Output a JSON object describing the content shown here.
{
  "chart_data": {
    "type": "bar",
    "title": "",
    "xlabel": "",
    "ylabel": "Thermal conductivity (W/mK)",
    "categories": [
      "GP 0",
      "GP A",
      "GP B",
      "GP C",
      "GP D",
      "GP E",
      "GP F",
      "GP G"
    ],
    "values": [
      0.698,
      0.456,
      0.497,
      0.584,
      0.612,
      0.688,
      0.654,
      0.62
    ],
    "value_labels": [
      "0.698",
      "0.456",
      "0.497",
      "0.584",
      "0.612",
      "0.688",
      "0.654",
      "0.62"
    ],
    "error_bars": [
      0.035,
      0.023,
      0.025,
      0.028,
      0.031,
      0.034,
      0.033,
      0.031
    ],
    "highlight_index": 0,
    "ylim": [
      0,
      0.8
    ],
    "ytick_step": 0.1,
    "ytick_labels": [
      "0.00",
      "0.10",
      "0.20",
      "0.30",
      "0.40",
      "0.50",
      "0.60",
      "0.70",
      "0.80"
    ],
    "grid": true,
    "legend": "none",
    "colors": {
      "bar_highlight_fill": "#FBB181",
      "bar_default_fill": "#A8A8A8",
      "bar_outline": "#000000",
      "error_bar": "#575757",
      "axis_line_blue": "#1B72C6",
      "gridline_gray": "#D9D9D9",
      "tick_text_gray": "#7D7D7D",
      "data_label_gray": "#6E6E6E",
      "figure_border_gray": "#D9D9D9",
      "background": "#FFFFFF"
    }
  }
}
——
→ WHAT NEEDS TO BE DONE: Return all of the data precisely as it appears.

→ THE RESPONSE:
Output a JSON object describing the content shown here.
{
  "chart_data": {
    "type": "bar",
    "title": "",
    "xlabel": "",
    "ylabel": "Thermal conductivity (W/mK)",
    "categories": [
      "GP 0",
      "GP A",
      "GP B",
      "GP C",
      "GP D",
      "GP E",
      "GP F",
      "GP G"
    ],
    "values": [
      0.698,
      0.456,
      0.497,
      0.584,
      0.612,
      0.688,
      0.654,
      0.62
    ],
    "value_labels": [
      "0.698",
      "0.456",
      "0.497",
      "0.584",
      "0.612",
      "0.688",
      "0.654",
      "0.62"
    ],
    "error_bars": [
      0.035,
      0.023,
      0.025,
      0.028,
      0.031,
      0.034,
      0.033,
      0.031
    ],
    "highlight_index": 0,
    "ylim": [
      0,
      0.8
    ],
    "ytick_step": 0.1,
    "ytick_labels": [
      "0.00",
      "0.10",
      "0.20",
      "0.30",
      "0.40",
      "0.50",
      "0.60",
      "0.70",
      "0.80"
    ],
    "grid": true,
    "legend": "none",
    "colors": {
      "bar_highlight_fill": "#FBB181",
      "bar_default_fill": "#A8A8A8",
      "bar_outline": "#000000",
      "error_bar": "#575757",
      "axis_line_blue": "#1B72C6",
      "gridline_gray": "#D9D9D9",
      "tick_text_gray": "#7D7D7D",
      "data_label_gray": "#6E6E6E",
      "figure_border_gray": "#D9D9D9",
      "background": "#FFFFFF"
    }
  }
}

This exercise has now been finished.